▶ _GOAL_
Output the full listing word for word.
"""
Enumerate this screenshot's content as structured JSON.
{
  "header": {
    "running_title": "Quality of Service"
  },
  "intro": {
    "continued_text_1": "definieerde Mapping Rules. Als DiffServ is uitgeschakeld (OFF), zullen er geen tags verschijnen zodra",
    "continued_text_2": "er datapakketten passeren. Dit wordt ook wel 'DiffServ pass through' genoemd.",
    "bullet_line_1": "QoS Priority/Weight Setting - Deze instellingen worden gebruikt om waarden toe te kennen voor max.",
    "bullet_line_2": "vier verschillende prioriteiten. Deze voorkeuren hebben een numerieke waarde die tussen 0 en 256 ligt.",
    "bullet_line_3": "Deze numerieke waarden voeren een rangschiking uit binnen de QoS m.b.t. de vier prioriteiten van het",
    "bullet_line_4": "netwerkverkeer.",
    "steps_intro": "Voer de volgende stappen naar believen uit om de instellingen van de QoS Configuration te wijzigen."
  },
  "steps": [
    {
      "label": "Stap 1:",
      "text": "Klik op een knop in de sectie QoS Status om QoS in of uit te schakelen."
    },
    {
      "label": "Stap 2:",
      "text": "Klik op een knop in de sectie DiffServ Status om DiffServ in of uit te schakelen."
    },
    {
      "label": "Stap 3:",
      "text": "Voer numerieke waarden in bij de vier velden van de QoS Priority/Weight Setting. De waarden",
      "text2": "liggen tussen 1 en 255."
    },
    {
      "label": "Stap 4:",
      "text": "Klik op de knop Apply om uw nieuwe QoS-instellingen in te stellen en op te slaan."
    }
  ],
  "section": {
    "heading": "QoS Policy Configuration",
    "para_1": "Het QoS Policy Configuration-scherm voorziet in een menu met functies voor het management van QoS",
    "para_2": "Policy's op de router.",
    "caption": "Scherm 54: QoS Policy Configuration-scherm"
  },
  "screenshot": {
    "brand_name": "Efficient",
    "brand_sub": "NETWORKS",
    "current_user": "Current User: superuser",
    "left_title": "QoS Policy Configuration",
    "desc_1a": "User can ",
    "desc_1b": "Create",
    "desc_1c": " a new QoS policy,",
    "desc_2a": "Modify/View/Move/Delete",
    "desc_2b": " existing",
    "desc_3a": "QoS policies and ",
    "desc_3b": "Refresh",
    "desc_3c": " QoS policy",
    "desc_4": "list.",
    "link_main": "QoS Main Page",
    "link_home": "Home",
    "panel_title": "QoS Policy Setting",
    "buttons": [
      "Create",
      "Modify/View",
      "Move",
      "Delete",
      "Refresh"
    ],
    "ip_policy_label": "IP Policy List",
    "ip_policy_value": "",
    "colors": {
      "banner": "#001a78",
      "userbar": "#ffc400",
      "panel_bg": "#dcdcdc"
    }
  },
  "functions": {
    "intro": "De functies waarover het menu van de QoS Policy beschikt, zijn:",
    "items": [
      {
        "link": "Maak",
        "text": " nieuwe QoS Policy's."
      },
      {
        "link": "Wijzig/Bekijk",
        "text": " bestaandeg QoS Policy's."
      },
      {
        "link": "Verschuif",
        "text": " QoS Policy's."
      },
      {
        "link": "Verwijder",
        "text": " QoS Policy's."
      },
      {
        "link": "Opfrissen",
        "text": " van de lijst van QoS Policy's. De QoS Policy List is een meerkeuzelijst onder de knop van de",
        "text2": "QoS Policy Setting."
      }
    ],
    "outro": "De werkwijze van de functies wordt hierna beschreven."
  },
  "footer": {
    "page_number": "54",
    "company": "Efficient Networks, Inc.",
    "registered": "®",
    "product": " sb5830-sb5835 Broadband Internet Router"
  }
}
"""
▶ _WRITTEN REPLY_
Enumerate this screenshot's content as structured JSON.
{
  "header": {
    "running_title": "Quality of Service"
  },
  "intro": {
    "continued_text_1": "definieerde Mapping Rules. Als DiffServ is uitgeschakeld (OFF), zullen er geen tags verschijnen zodra",
    "continued_text_2": "er datapakketten passeren. Dit wordt ook wel 'DiffServ pass through' genoemd.",
    "bullet_line_1": "QoS Priority/Weight Setting - Deze instellingen worden gebruikt om waarden toe te kennen voor max.",
    "bullet_line_2": "vier verschillende prioriteiten. Deze voorkeuren hebben een numerieke waarde die tussen 0 en 256 ligt.",
    "bullet_line_3": "Deze numerieke waarden voeren een rangschiking uit binnen de QoS m.b.t. de vier prioriteiten van het",
    "bullet_line_4": "netwerkverkeer.",
    "steps_intro": "Voer de volgende stappen naar believen uit om de instellingen van de QoS Configuration te wijzigen."
  },
  "steps": [
    {
      "label": "Stap 1:",
      "text": "Klik op een knop in de sectie QoS Status om QoS in of uit te schakelen."
    },
    {
      "label": "Stap 2:",
      "text": "Klik op een knop in de sectie DiffServ Status om DiffServ in of uit te schakelen."
    },
    {
      "label": "Stap 3:",
      "text": "Voer numerieke waarden in bij de vier velden van de QoS Priority/Weight Setting. De waarden",
      "text2": "liggen tussen 1 en 255."
    },
    {
      "label": "Stap 4:",
      "text": "Klik op de knop Apply om uw nieuwe QoS-instellingen in te stellen en op te slaan."
    }
  ],
  "section": {
    "heading": "QoS Policy Configuration",
    "para_1": "Het QoS Policy Configuration-scherm voorziet in een menu met functies voor het management van QoS",
    "para_2": "Policy's op de router.",
    "caption": "Scherm 54: QoS Policy Configuration-scherm"
  },
  "screenshot": {
    "brand_name": "Efficient",
    "brand_sub": "NETWORKS",
    "current_user": "Current User: superuser",
    "left_title": "QoS Policy Configuration",
    "desc_1a": "User can ",
    "desc_1b": "Create",
    "desc_1c": " a new QoS policy,",
    "desc_2a": "Modify/View/Move/Delete",
    "desc_2b": " existing",
    "desc_3a": "QoS policies and ",
    "desc_3b": "Refresh",
    "desc_3c": " QoS policy",
    "desc_4": "list.",
    "link_main": "QoS Main Page",
    "link_home": "Home",
    "panel_title": "QoS Policy Setting",
    "buttons": [
      "Create",
      "Modify/View",
      "Move",
      "Delete",
      "Refresh"
    ],
    "ip_policy_label": "IP Policy List",
    "ip_policy_value": "",
    "colors": {
      "banner": "#001a78",
      "userbar": "#ffc400",
      "panel_bg": "#dcdcdc"
    }
  },
  "functions": {
    "intro": "De functies waarover het menu van de QoS Policy beschikt, zijn:",
    "items": [
      {
        "link": "Maak",
        "text": " nieuwe QoS Policy's."
      },
      {
        "link": "Wijzig/Bekijk",
        "text": " bestaandeg QoS Policy's."
      },
      {
        "link": "Verschuif",
        "text": " QoS Policy's."
      },
      {
        "link": "Verwijder",
        "text": " QoS Policy's."
      },
      {
        "link": "Opfrissen",
        "text": " van de lijst van QoS Policy's. De QoS Policy List is een meerkeuzelijst onder de knop van de",
        "text2": "QoS Policy Setting."
      }
    ],
    "outro": "De werkwijze van de functies wordt hierna beschreven."
  },
  "footer": {
    "page_number": "54",
    "company": "Efficient Networks, Inc.",
    "registered": "®",
    "product": " sb5830-sb5835 Broadband Internet Router"
  }
}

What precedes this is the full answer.